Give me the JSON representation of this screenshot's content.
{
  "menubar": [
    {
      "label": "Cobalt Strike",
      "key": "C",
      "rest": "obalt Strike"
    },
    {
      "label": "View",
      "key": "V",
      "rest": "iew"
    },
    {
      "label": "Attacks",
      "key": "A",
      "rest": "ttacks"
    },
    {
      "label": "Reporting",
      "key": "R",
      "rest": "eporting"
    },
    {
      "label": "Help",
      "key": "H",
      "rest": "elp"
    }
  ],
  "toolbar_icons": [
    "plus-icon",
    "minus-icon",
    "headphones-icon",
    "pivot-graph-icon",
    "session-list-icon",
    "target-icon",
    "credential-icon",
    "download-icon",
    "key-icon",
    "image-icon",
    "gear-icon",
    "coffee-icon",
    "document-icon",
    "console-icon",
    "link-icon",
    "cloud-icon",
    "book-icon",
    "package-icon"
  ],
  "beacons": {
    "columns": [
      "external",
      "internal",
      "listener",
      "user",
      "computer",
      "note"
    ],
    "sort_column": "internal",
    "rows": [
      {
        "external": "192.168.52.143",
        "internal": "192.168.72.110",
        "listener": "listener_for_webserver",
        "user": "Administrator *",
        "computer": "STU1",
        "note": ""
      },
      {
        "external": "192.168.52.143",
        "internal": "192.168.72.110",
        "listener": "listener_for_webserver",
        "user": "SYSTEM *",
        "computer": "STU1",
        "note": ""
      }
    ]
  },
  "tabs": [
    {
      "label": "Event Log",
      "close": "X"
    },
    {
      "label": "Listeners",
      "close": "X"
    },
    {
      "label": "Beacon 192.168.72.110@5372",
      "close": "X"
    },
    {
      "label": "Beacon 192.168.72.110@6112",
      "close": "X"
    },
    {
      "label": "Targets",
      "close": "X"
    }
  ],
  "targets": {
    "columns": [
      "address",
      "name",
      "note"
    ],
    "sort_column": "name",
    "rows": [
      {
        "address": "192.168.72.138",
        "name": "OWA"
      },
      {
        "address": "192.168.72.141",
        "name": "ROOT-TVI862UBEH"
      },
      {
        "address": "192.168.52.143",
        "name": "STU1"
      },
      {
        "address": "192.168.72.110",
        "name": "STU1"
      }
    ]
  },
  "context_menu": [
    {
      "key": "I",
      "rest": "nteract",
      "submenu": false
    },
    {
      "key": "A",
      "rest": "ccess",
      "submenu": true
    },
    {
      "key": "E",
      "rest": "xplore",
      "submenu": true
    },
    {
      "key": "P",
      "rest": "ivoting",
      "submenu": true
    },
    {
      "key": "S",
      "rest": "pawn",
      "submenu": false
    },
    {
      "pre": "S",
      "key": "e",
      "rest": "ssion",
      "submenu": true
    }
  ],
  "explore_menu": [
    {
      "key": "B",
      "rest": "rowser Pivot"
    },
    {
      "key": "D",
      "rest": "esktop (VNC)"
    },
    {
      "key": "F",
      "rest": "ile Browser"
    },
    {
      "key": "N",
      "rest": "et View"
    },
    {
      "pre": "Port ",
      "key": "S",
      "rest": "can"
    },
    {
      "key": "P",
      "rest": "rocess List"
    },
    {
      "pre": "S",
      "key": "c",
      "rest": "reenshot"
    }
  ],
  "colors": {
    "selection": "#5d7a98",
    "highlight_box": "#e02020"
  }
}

+--

▶ Stated goal: Extract the full listing above without altering anything.

▶ Solution:
Give me the JSON representation of this screenshot's content.
{
  "menubar": [
    {
      "label": "Cobalt Strike",
      "key": "C",
      "rest": "obalt Strike"
    },
    {
      "label": "View",
      "key": "V",
      "rest": "iew"
    },
    {
      "label": "Attacks",
      "key": "A",
      "rest": "ttacks"
    },
    {
      "label": "Reporting",
      "key": "R",
      "rest": "eporting"
    },
    {
      "label": "Help",
      "key": "H",
      "rest": "elp"
    }
  ],
  "toolbar_icons": [
    "plus-icon",
    "minus-icon",
    "headphones-icon",
    "pivot-graph-icon",
    "session-list-icon",
    "target-icon",
    "credential-icon",
    "download-icon",
    "key-icon",
    "image-icon",
    "gear-icon",
    "coffee-icon",
    "document-icon",
    "console-icon",
    "link-icon",
    "cloud-icon",
    "book-icon",
    "package-icon"
  ],
  "beacons": {
    "columns": [
      "external",
      "internal",
      "listener",
      "user",
      "computer",
      "note"
    ],
    "sort_column": "internal",
    "rows": [
      {
        "external": "192.168.52.143",
        "internal": "192.168.72.110",
        "listener": "listener_for_webserver",
        "user": "Administrator *",
        "computer": "STU1",
        "note": ""
      },
      {
        "external": "192.168.52.143",
        "internal": "192.168.72.110",
        "listener": "listener_for_webserver",
        "user": "SYSTEM *",
        "computer": "STU1",
        "note": ""
      }
    ]
  },
  "tabs": [
    {
      "label": "Event Log",
      "close": "X"
    },
    {
      "label": "Listeners",
      "close": "X"
    },
    {
      "label": "Beacon 192.168.72.110@5372",
      "close": "X"
    },
    {
      "label": "Beacon 192.168.72.110@6112",
      "close": "X"
    },
    {
      "label": "Targets",
      "close": "X"
    }
  ],
  "targets": {
    "columns": [
      "address",
      "name",
      "note"
    ],
    "sort_column": "name",
    "rows": [
      {
        "address": "192.168.72.138",
        "name": "OWA"
      },
      {
        "address": "192.168.72.141",
        "name": "ROOT-TVI862UBEH"
      },
      {
        "address": "192.168.52.143",
        "name": "STU1"
      },
      {
        "address": "192.168.72.110",
        "name": "STU1"
      }
    ]
  },
  "context_menu": [
    {
      "key": "I",
      "rest": "nteract",
      "submenu": false
    },
    {
      "key": "A",
      "rest": "ccess",
      "submenu": true
    },
    {
      "key": "E",
      "rest": "xplore",
      "submenu": true
    },
    {
      "key": "P",
      "rest": "ivoting",
      "submenu": true
    },
    {
      "key": "S",
      "rest": "pawn",
      "submenu": false
    },
    {
      "pre": "S",
      "key": "e",
      "rest": "ssion",
      "submenu": true
    }
  ],
  "explore_menu": [
    {
      "key": "B",
      "rest": "rowser Pivot"
    },
    {
      "key": "D",
      "rest": "esktop (VNC)"
    },
    {
      "key": "F",
      "rest": "ile Browser"
    },
    {
      "key": "N",
      "rest": "et View"
    },
    {
      "pre": "Port ",
      "key": "S",
      "rest": "can"
    },
    {
      "key": "P",
      "rest": "rocess List"
    },
    {
      "pre": "S",
      "key": "c",
      "rest": "reenshot"
    }
  ],
  "colors": {
    "selection": "#5d7a98",
    "highlight_box": "#e02020"
  }
}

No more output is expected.